--- Start SOURCE EXTRACT ---

But hell, we didn’t mind. We all jumped in, and didn’t want to stop. And some folks didn’t - continuing to play right through several minutes of last-minute celebrity set-up and introductions. The introductions were made by Roger Hart, the one-time Portland disc jockey responsible for helping Paul Revere & the Raiders break out of the Northwest. There weren’t a lot of big name stars. Nokie Edwards, original lead for the Ventures, was up there. And Doug Heath, long-time guitar player for Revere’s post-Lindsay Raiders. And two of my present-day Northwest favorites, Portland bluesman Lloyd Jones ( and Tim Langford of the hard-rockin’ blues band Too Slim and the Taildraggers (

By the time everyone was ready, they must have decided to skip the celebrity jam. They went immediately to the mass performance of Louie, saying they hoped to keep it under an hour. An hour sounded great to me, but I’m pretty sure it actually lasted less than 10 minutes. I dialed Drew in Omaha just before the thing started, and laid my cell phone down to let him listen. When I picked it up afterwards, surprised to find him still there, I think the elapsed time read 9:52. What the whole thing sounded like over a cell phone I hate to imagine, but to us in front of the stage it sounded fantastic. Everyone up there, including a couple of horn players, did solos, and Wailers lead singer Kent Morrill did a long duet with The Kingsmen’s Dick Peterson. Paul Revere roamed the floor brandishing his toy flintlock and mugging for photos. Cap’n Bob rocked, I rolled, Brian did his Jimi Hendrix impersonation, and Alex showed us all up with some fancy lead work. And luckily (or unluckily) for posterity, Laurie Mills, chanteuse and keyboard artist for eclectic Portland combo CenterLine, popped in just in time to immortalize us all in digital images.

When the Louieing was all over, the guys on stage were just as pumped as the rest of us. So they decided it was finally time for their celebrity blues jam. We weren't exactly invited to join in, but it wasn't necessary. It would have been damned hard to stop us. Another 15 minutes later, when the jamming finally blasted to a stop, I found Drew still on the phone, experiencing all this madness from 1500 miles away. Ample evidence that, like me, he’s no less demented than he was 37 years ago.

Next year, promised the promoters, we’d do it all again, and maybe add another song – like Peter Gunn. Suits me down to the ground. Not only is it just possibly the third-coolest song in the world, but I have a whole year to learn it. As I write this, I’m grooving to a few of my 50-odd different versions. So far, I prefer Duane Eddy and the Art of Noise. Or maybe The Silencers. Or Sarah Vaughn’s vocal version. Or whichever one’s playing at the moment. Will my next post be titled “Gunnmania, Pt. 1” – ? Nah, I don’t think so. No promises, though.

--- End SOURCE EXTRACT ---
--- Start DATA BLOCK ---

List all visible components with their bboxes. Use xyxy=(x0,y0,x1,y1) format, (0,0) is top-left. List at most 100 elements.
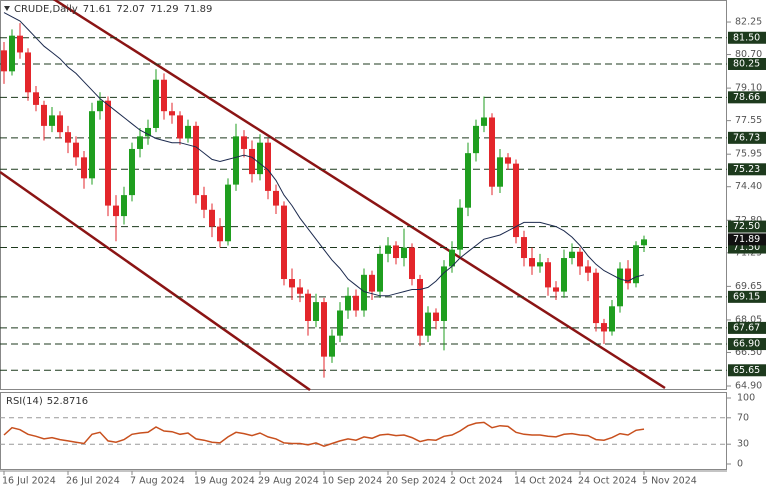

--- End DATA BLOCK ---

### EXERCISE INSTRUCTIONS:
(a) Using the account of the Louie Louie jam, explain in one to three sentences why the writer welcomes the promoters' idea of adding Peter Gunn next year.
(b) Pick up the account of the Louie Louie jam right after its closing sentence and write what comes next.
Nothing in the lines is needed for this work.

### ANSWERS BELOW:
(a) The writer thinks Peter Gunn is possibly the third-coolest song in the world. There will also be a whole year to learn it before the next event.

(b)
Sunday, September 05, 2004

Waiting for the action to begin: Alex, Brian, Cap'n Bob, Yours Truly.

Louiemania, Pt. 3

Louie Fest 2, Day 2. We 1000 Guitars registrants were asked to check in Sunday morning no later than 9:30. That was asking a bit much, especially considering the light turnout of the day before, but Cap’n Bob and I managed to roll in shortly after 10. And standing there ahead of us in line was Brian Trainer (aka Tough Jim Gaston), our cohort from Louie Fest 1.

Brian, a long-time professional guitarslinger, had been unable to attend on Saturday due to a gig with his band Rock Residue (see But as he stood before us he was no longer just plain Rock Star Brian. He was now Jedi Guitar Master Brian, having brought along the Luke he was playing Yoda to, a young Portlander by the name of Alex Mills. After Bob and I finished genuflecting, we all got our equipment stashed and began prowling the hall.

Since the music wouldn’t start until 11:00, there wasn’t much happening, so we all trotted a block down the street to Tacoma’s best used bookstore, the Tacoma Book Center. (It had been book collecting, you see, that had brought Bob, Brian and I together 20 or more years ago, under the influence of the late King of Paperbacks, Mr. Lance Casebeer.)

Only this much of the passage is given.